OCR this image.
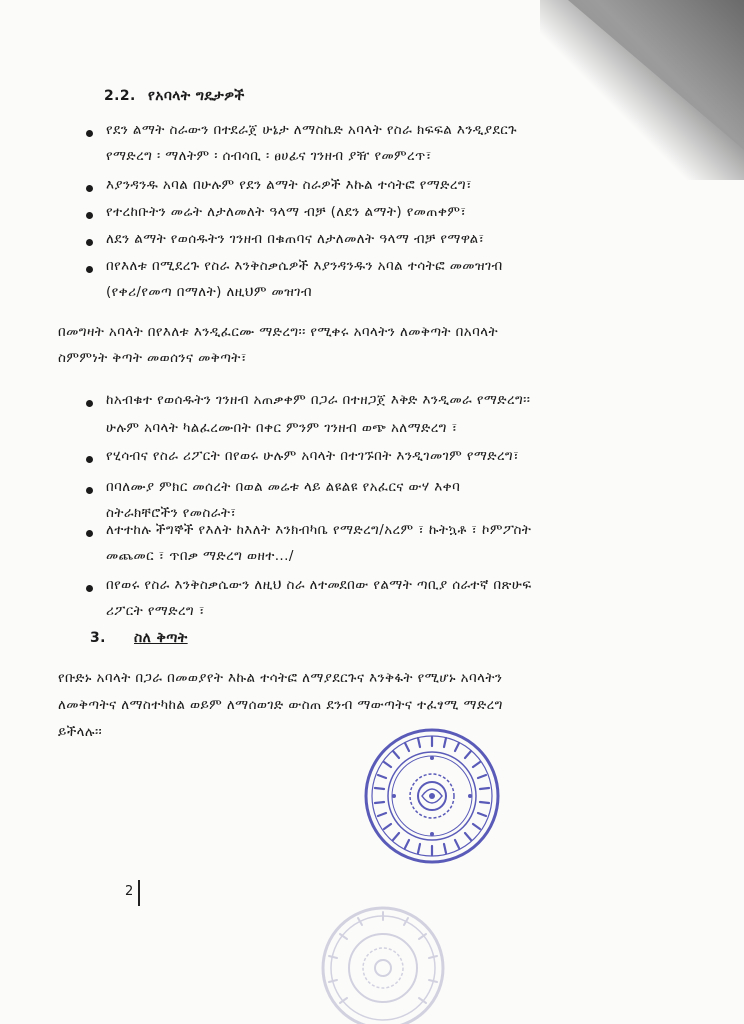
2.2. የአባላት ግዴታዎች
የደን ልማት ስራውን በተደራጀ ሁኔታ ለማስኬድ አባላት የስራ ክፍፍል እንዲያደርጉ
የማድረግ ፡ ማለትም ፡ ሰብሳቢ ፡ ፀሀፊና ገንዘብ ያዥ የመምረጥ፣
እያንዳንዱ አባል በሁሉም የደን ልማት ስራዎች እኩል ተሳትፎ የማድረግ፣
የተረከቡትን መሬት ለታለመለት ዓላማ ብቻ (ለደን ልማት) የመጠቀም፣
ለደን ልማት የወሰዱትን ገንዘብ በቁጠባና ለታለመለት ዓላማ ብቻ የማዋል፣
በየእለቱ በሚደረጉ የስራ እንቅስቃሴዎች እያንዳንዱን አባል ተሳትፎ መመዝገብ
(የቀሪ/የመጣ በማለት) ለዚህም መዝገብ
በመግዛት አባላት በየእለቱ እንዲፈርሙ ማድረግ፡፡ የሚቀሩ አባላትን ለመቅጣት በአባላት
ስምምነት ቅጣት መወሰንና መቅጣት፣
ከአብቁተ የወሰዱትን ገንዘብ አጠቃቀም በጋራ በተዘጋጀ እቅድ እንዲመራ የማድረግ፡፡
ሁሉም አባላት ካልፈረሙበት በቀር ምንም ገንዘብ ወጭ አለማድረግ ፣
የሂሳብና የስራ ሪፖርት በየወሩ ሁሉም አባላት በተገኙበት እንዲገመገም የማድረግ፣
በባለሙያ ምክር መሰረት በወል መሬቱ ላይ ልዩልዩ የአፈርና ውሃ እቀባ
ስትራክቸሮችን የመስራት፣
ለተተከሉ ችግኞች የእለት ከእለት እንክብካቤ የማድረግ/አረም ፣ ኩትኳቶ ፣ ኮምፖስት
መጨመር ፣ ጥበቃ ማድረግ ወዘተ.../
በየወሩ የስራ እንቅስቃሴውን ለዚህ ስራ ለተመደበው የልማት ጣቢያ ሰራተኛ በጽሁፍ
ሪፖርት የማድረግ ፣
3. ስለ ቅጣት
የቡድኑ አባላት በጋራ በመወያየት እኩል ተሳትፎ ለማያደርጉና እንቅፋት የሚሆኑ አባላትን
ለመቅጣትና ለማስተካከል ወይም ለማሰወገድ ውስጠ ደንብ ማውጣትና ተፈፃሚ ማድረግ
ይችላሉ፡፡
2
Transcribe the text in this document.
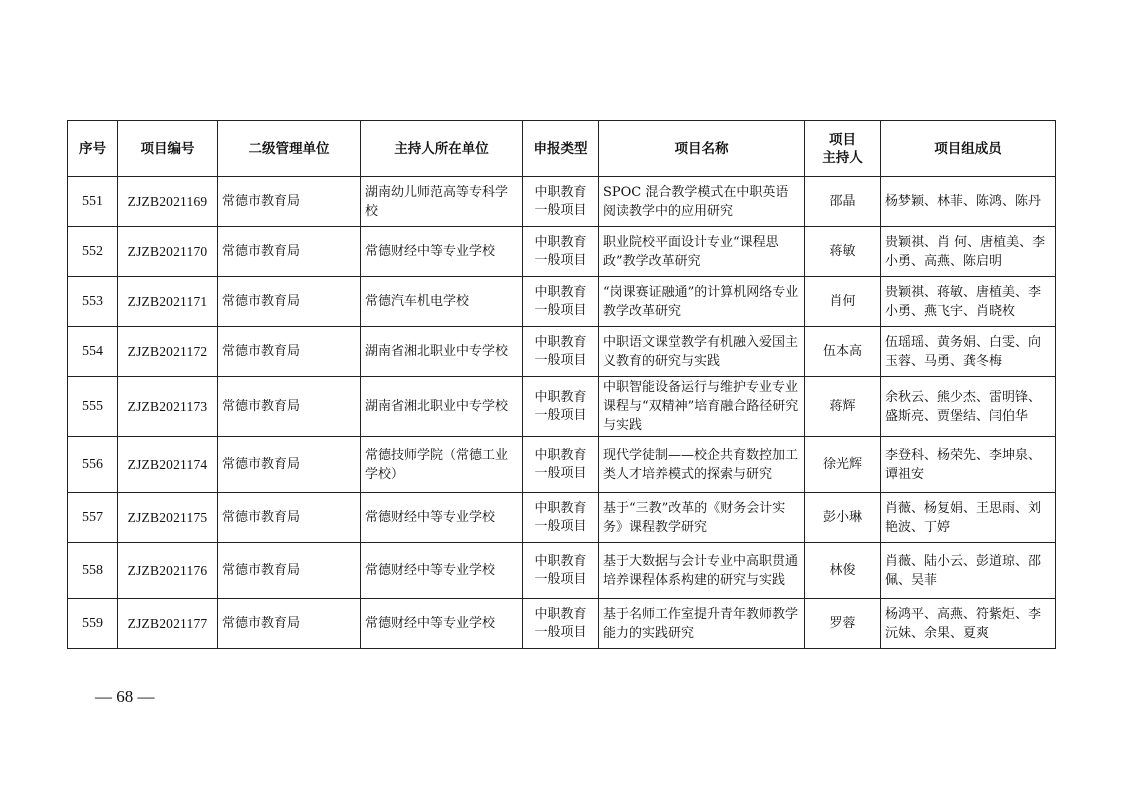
序号	项目编号	二级管理单位	主持人所在单位	申报类型	项目名称	项目
主持人	项目组成员
551	ZJZB2021169	常德市教育局	湖南幼儿师范高等专科学校	中职教育
一般项目	SPOC 混合教学模式在中职英语阅读教学中的应用研究	邵晶	杨梦颖、林菲、陈鸿、陈丹
552	ZJZB2021170	常德市教育局	常德财经中等专业学校	中职教育
一般项目	职业院校平面设计专业“课程思政”教学改革研究	蒋敏	贵颖祺、肖 何、唐植美、李小勇、高燕、陈启明
553	ZJZB2021171	常德市教育局	常德汽车机电学校	中职教育
一般项目	“岗课赛证融通”的计算机网络专业教学改革研究	肖何	贵颖祺、蒋敏、唐植美、李小勇、燕飞宇、肖晓枚
554	ZJZB2021172	常德市教育局	湖南省湘北职业中专学校	中职教育
一般项目	中职语文课堂教学有机融入爱国主义教育的研究与实践	伍本高	伍瑶瑶、黄务娟、白雯、向玉蓉、马勇、龚冬梅
555	ZJZB2021173	常德市教育局	湖南省湘北职业中专学校	中职教育
一般项目	中职智能设备运行与维护专业专业课程与“双精神”培育融合路径研究与实践	蒋辉	余秋云、熊少杰、雷明锋、盛斯亮、贾堡结、闫伯华
556	ZJZB2021174	常德市教育局	常德技师学院（常德工业学校）	中职教育
一般项目	现代学徒制——校企共育数控加工类人才培养模式的探索与研究	徐光辉	李登科、杨荣先、李坤泉、谭祖安
557	ZJZB2021175	常德市教育局	常德财经中等专业学校	中职教育
一般项目	基于“三教”改革的《财务会计实务》课程教学研究	彭小琳	肖薇、杨复娟、王思雨、刘艳波、丁婷
558	ZJZB2021176	常德市教育局	常德财经中等专业学校	中职教育
一般项目	基于大数据与会计专业中高职贯通培养课程体系构建的研究与实践	林俊	肖薇、陆小云、彭道琼、邵佩、吴菲
559	ZJZB2021177	常德市教育局	常德财经中等专业学校	中职教育
一般项目	基于名师工作室提升青年教师教学能力的实践研究	罗蓉	杨鸿平、高燕、符紫炬、李沅妹、余果、夏爽
— 68 —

_____

Copy every line of the listing that includes the string "ሪፖርት".

የሂሳብና የስራ ሪፖርት በየወሩ ሁሉም አባላት በተገኙበት እንዲገመገም የማድረግ፣
ሪፖርት የማድረግ ፣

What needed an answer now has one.